= Beginning of Section =

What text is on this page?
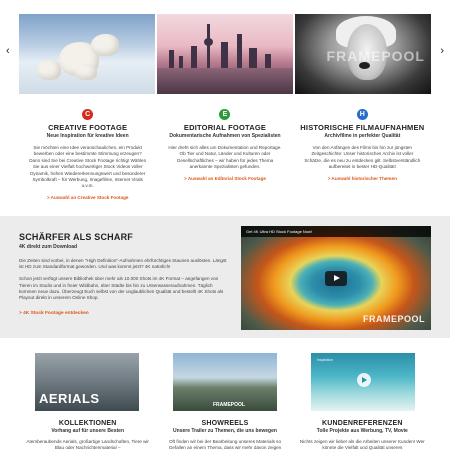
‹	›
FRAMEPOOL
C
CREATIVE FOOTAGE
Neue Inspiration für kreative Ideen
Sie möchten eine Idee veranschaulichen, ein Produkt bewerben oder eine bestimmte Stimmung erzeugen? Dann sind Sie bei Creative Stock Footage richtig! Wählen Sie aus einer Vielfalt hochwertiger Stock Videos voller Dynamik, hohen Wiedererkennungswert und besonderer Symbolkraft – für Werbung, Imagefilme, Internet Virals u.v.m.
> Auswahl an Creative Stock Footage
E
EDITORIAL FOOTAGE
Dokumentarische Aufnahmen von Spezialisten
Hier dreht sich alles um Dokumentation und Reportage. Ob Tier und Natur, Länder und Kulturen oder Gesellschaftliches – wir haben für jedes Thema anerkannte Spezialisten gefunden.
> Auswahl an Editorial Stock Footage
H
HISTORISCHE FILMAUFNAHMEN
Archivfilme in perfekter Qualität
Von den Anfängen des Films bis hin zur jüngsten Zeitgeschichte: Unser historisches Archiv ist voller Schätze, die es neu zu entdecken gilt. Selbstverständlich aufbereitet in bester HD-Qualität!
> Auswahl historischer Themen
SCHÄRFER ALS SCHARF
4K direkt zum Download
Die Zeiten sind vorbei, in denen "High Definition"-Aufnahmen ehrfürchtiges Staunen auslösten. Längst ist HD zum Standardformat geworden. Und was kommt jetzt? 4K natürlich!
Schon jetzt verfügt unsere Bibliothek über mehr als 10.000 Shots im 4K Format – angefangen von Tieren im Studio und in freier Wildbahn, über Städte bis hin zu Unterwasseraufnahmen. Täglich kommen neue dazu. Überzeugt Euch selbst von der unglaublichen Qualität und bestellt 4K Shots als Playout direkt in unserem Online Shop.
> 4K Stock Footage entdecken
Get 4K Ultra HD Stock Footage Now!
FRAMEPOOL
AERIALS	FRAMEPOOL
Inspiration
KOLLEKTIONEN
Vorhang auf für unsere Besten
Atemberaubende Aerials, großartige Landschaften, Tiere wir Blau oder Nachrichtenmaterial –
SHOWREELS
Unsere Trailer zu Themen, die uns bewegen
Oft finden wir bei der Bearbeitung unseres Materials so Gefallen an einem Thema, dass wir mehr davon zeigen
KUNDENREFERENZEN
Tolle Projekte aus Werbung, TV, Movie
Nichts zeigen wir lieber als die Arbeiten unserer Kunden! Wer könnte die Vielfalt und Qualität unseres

= End of Section =

▸ Your assignment
Return the listing above unchanged, apart from dropping its pictures.

▸ Task output
What text is on this page?
‹	›
FRAMEPOOL
C
CREATIVE FOOTAGE
Neue Inspiration für kreative Ideen
Sie möchten eine Idee veranschaulichen, ein Produkt bewerben oder eine bestimmte Stimmung erzeugen? Dann sind Sie bei Creative Stock Footage richtig! Wählen Sie aus einer Vielfalt hochwertiger Stock Videos voller Dynamik, hohen Wiedererkennungswert und besonderer Symbolkraft – für Werbung, Imagefilme, Internet Virals u.v.m.
> Auswahl an Creative Stock Footage
E
EDITORIAL FOOTAGE
Dokumentarische Aufnahmen von Spezialisten
Hier dreht sich alles um Dokumentation und Reportage. Ob Tier und Natur, Länder und Kulturen oder Gesellschaftliches – wir haben für jedes Thema anerkannte Spezialisten gefunden.
> Auswahl an Editorial Stock Footage
H
HISTORISCHE FILMAUFNAHMEN
Archivfilme in perfekter Qualität
Von den Anfängen des Films bis hin zur jüngsten Zeitgeschichte: Unser historisches Archiv ist voller Schätze, die es neu zu entdecken gilt. Selbstverständlich aufbereitet in bester HD-Qualität!
> Auswahl historischer Themen
SCHÄRFER ALS SCHARF
4K direkt zum Download
Die Zeiten sind vorbei, in denen "High Definition"-Aufnahmen ehrfürchtiges Staunen auslösten. Längst ist HD zum Standardformat geworden. Und was kommt jetzt? 4K natürlich!
Schon jetzt verfügt unsere Bibliothek über mehr als 10.000 Shots im 4K Format – angefangen von Tieren im Studio und in freier Wildbahn, über Städte bis hin zu Unterwasseraufnahmen. Täglich kommen neue dazu. Überzeugt Euch selbst von der unglaublichen Qualität und bestellt 4K Shots als Playout direkt in unserem Online Shop.
> 4K Stock Footage entdecken
Get 4K Ultra HD Stock Footage Now!
FRAMEPOOL
AERIALS	FRAMEPOOL
Inspiration
KOLLEKTIONEN
Vorhang auf für unsere Besten
Atemberaubende Aerials, großartige Landschaften, Tiere wir Blau oder Nachrichtenmaterial –
SHOWREELS
Unsere Trailer zu Themen, die uns bewegen
Oft finden wir bei der Bearbeitung unseres Materials so Gefallen an einem Thema, dass wir mehr davon zeigen
KUNDENREFERENZEN
Tolle Projekte aus Werbung, TV, Movie
Nichts zeigen wir lieber als die Arbeiten unserer Kunden! Wer könnte die Vielfalt und Qualität unseres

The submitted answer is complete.